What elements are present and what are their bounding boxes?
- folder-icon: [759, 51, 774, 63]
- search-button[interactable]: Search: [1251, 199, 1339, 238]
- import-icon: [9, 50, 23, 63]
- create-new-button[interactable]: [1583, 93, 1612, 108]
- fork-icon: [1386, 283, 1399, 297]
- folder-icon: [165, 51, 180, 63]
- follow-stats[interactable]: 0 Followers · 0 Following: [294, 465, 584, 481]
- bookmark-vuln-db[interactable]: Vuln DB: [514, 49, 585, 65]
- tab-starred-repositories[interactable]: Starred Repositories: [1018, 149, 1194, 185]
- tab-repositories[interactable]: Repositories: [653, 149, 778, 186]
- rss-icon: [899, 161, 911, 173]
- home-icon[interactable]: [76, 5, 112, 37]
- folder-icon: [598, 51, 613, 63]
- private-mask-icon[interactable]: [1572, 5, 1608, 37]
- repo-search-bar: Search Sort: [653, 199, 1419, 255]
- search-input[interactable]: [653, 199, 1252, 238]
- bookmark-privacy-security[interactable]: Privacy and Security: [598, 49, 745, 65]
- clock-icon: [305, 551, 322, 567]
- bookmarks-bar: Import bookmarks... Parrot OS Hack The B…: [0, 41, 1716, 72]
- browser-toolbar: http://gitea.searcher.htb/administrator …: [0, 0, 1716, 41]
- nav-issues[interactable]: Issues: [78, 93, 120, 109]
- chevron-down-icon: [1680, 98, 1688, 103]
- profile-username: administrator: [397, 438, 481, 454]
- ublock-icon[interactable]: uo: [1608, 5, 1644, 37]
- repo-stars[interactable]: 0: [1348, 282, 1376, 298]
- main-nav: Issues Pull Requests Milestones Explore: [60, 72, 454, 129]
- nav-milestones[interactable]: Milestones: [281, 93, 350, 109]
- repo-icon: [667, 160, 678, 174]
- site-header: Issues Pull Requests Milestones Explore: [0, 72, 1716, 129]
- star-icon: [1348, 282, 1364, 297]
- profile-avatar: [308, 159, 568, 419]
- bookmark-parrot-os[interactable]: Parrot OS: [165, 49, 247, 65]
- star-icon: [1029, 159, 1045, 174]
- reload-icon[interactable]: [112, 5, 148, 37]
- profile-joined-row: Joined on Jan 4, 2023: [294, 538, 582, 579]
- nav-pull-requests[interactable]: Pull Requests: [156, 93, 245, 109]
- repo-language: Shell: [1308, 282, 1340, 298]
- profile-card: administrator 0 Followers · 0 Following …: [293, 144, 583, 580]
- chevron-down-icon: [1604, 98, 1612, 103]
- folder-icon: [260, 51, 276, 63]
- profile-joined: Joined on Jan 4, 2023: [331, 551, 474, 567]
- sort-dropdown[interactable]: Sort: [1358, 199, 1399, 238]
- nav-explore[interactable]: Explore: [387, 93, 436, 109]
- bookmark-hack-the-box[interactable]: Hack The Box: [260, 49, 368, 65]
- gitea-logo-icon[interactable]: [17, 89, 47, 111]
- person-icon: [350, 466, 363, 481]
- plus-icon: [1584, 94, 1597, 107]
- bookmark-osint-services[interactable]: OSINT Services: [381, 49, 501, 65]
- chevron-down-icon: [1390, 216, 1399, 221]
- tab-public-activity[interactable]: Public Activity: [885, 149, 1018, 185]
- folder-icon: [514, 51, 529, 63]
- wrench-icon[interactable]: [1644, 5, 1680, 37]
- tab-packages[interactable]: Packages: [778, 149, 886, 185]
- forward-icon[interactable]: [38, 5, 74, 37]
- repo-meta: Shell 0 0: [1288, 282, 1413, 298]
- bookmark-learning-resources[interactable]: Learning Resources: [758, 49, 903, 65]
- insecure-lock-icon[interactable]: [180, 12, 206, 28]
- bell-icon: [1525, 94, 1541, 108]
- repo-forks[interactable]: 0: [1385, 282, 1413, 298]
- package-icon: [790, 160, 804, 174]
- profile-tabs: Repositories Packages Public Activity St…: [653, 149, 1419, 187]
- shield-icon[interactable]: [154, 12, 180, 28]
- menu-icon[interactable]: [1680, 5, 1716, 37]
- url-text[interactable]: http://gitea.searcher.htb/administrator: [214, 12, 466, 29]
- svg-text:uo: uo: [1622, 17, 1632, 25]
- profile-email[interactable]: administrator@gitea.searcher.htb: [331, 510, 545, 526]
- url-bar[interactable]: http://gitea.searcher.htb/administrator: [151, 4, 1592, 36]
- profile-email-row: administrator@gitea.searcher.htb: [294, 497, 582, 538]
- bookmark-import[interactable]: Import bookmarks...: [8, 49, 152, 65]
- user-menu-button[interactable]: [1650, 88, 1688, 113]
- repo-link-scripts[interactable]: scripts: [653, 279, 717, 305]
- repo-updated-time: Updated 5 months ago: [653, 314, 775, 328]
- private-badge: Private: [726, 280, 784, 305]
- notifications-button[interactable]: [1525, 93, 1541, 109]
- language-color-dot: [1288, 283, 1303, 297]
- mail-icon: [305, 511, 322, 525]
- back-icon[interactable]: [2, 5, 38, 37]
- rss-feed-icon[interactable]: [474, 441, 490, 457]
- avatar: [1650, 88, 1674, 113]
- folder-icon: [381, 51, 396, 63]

...

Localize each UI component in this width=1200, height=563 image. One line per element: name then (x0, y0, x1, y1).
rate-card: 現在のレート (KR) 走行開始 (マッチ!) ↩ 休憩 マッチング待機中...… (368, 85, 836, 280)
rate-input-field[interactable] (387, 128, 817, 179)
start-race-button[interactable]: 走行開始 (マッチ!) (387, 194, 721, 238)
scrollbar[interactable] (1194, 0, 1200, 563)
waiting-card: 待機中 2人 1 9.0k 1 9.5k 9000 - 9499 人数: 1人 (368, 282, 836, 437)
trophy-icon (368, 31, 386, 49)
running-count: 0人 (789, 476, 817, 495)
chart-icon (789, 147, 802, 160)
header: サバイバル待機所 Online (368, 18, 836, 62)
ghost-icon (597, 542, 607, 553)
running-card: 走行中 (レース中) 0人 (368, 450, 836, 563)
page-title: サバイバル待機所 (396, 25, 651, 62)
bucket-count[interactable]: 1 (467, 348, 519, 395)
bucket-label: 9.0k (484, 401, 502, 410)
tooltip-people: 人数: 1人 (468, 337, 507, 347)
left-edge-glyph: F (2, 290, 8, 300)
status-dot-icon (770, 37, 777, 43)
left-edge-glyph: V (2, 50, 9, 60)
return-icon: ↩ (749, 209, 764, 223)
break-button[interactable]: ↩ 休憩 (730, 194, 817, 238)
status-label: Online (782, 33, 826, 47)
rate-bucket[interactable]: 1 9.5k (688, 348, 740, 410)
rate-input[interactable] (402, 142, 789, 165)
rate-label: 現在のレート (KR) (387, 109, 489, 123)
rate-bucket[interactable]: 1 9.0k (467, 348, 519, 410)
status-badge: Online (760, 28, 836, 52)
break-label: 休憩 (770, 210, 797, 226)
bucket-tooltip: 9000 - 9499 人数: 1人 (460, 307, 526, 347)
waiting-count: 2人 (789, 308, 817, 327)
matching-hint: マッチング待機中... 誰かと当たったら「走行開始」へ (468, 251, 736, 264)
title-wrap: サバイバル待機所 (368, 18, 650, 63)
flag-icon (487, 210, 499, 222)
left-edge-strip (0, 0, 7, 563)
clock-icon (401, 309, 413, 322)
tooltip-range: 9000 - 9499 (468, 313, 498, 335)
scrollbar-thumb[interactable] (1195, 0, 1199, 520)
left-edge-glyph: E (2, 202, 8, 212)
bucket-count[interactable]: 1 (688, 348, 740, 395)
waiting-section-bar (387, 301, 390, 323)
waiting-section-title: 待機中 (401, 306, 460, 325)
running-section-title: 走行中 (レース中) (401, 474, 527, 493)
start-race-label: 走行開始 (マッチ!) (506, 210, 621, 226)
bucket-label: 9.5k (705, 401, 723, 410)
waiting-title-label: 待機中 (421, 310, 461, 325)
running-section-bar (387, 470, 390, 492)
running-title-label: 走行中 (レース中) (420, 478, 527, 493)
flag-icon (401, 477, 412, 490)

==

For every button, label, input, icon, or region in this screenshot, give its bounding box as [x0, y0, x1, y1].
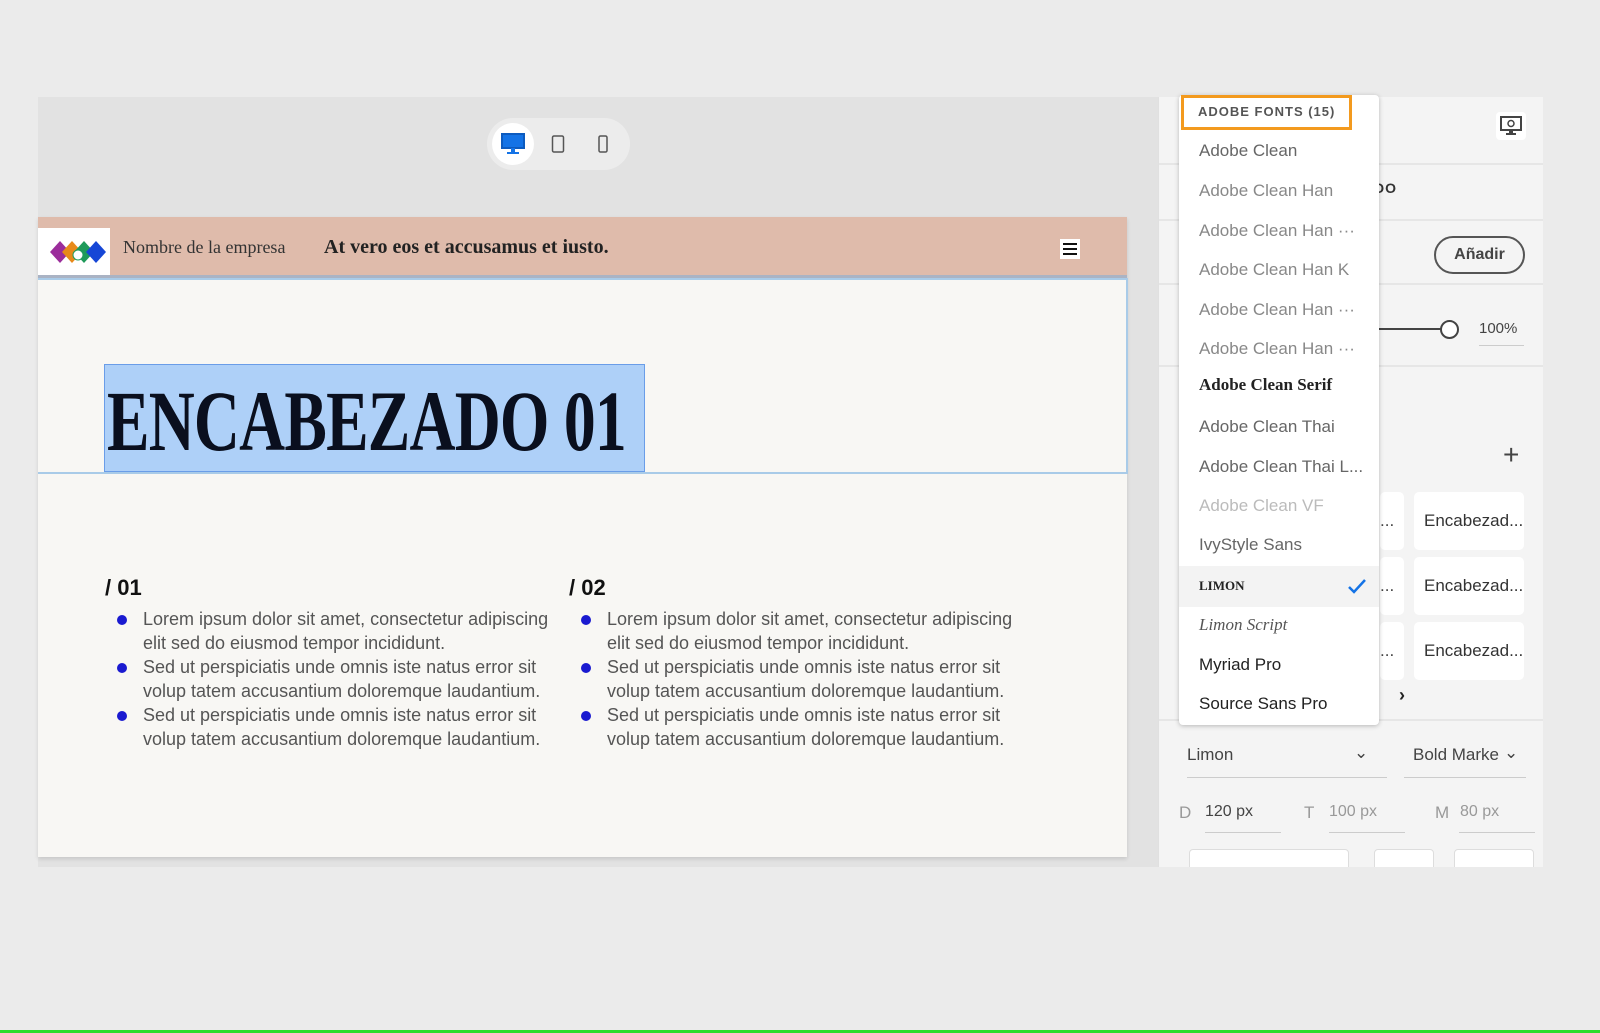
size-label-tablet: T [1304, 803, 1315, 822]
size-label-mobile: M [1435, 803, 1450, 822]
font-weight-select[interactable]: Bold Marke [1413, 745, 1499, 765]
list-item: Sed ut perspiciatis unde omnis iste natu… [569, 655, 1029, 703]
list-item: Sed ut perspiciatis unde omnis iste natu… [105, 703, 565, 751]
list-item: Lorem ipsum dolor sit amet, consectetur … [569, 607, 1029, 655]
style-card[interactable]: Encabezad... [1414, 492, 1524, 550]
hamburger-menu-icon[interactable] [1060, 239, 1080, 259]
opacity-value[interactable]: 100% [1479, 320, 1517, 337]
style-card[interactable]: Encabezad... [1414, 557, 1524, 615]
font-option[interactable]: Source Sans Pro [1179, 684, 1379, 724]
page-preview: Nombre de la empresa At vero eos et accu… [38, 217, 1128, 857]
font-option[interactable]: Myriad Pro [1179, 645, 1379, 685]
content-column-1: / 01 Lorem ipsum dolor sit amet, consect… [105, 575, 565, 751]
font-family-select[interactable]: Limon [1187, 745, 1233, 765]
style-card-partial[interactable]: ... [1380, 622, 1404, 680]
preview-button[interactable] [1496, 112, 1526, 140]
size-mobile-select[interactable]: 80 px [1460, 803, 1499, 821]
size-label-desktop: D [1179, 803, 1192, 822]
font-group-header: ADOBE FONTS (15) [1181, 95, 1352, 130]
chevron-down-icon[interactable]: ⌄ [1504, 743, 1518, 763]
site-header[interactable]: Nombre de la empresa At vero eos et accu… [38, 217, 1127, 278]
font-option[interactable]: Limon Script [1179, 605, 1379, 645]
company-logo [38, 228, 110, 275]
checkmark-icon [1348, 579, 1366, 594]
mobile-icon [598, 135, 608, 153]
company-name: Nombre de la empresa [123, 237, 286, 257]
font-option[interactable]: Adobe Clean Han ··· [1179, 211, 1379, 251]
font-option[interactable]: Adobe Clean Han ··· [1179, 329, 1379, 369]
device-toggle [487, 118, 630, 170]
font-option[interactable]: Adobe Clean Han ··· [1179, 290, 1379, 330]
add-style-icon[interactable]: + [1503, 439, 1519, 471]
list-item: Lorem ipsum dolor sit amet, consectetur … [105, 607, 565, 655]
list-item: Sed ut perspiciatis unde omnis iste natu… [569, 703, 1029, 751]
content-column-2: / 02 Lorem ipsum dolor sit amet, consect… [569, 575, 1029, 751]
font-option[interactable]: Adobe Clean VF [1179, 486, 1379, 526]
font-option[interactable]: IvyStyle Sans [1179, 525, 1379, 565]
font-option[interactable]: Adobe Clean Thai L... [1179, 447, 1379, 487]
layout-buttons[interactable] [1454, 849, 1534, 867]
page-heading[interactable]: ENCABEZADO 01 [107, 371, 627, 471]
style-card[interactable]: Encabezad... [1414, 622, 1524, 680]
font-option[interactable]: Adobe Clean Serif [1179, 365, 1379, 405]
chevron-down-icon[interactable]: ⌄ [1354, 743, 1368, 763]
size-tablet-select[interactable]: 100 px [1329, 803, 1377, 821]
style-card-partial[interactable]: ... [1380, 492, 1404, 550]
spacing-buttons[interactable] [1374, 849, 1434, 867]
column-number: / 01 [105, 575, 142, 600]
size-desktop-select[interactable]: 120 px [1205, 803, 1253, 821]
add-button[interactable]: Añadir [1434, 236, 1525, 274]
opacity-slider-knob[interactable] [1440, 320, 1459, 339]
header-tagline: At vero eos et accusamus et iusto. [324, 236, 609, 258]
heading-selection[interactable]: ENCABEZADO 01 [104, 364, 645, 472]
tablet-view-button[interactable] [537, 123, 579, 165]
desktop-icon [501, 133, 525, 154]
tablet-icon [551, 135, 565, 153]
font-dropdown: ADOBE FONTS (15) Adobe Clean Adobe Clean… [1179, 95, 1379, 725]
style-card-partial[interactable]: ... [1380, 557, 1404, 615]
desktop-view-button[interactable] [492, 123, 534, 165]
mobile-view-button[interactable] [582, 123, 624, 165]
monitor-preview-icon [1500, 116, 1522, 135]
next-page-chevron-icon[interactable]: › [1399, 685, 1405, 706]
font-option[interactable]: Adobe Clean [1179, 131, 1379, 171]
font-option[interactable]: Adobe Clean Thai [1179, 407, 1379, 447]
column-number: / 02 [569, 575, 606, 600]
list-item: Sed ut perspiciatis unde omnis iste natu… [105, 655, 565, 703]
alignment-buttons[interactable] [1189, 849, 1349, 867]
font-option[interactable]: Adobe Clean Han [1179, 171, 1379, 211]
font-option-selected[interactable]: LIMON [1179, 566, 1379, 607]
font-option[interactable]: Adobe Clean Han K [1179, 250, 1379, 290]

- WORK TO COMPLETE: Reproduce verbatim the lines of the entries from the line containing "What elements are" through the line containing "- repo-icon: [667, 160, 678, 174]", with both of those lines included.

- REPLY:
What elements are present and what are their bounding boxes?
- folder-icon: [759, 51, 774, 63]
- search-button[interactable]: Search: [1251, 199, 1339, 238]
- import-icon: [9, 50, 23, 63]
- create-new-button[interactable]: [1583, 93, 1612, 108]
- fork-icon: [1386, 283, 1399, 297]
- folder-icon: [165, 51, 180, 63]
- follow-stats[interactable]: 0 Followers · 0 Following: [294, 465, 584, 481]
- bookmark-vuln-db[interactable]: Vuln DB: [514, 49, 585, 65]
- tab-starred-repositories[interactable]: Starred Repositories: [1018, 149, 1194, 185]
- tab-repositories[interactable]: Repositories: [653, 149, 778, 186]
- rss-icon: [899, 161, 911, 173]
- home-icon[interactable]: [76, 5, 112, 37]
- folder-icon: [598, 51, 613, 63]
- private-mask-icon[interactable]: [1572, 5, 1608, 37]
- repo-search-bar: Search Sort: [653, 199, 1419, 255]
- search-input[interactable]: [653, 199, 1252, 238]
- bookmark-privacy-security[interactable]: Privacy and Security: [598, 49, 745, 65]
- clock-icon: [305, 551, 322, 567]
- bookmarks-bar: Import bookmarks... Parrot OS Hack The B…: [0, 41, 1716, 72]
- browser-toolbar: http://gitea.searcher.htb/administrator …: [0, 0, 1716, 41]
- nav-issues[interactable]: Issues: [78, 93, 120, 109]
- chevron-down-icon: [1680, 98, 1688, 103]
- profile-username: administrator: [397, 438, 481, 454]
- ublock-icon[interactable]: uo: [1608, 5, 1644, 37]
- repo-stars[interactable]: 0: [1348, 282, 1376, 298]
- main-nav: Issues Pull Requests Milestones Explore: [60, 72, 454, 129]
- nav-milestones[interactable]: Milestones: [281, 93, 350, 109]
- repo-icon: [667, 160, 678, 174]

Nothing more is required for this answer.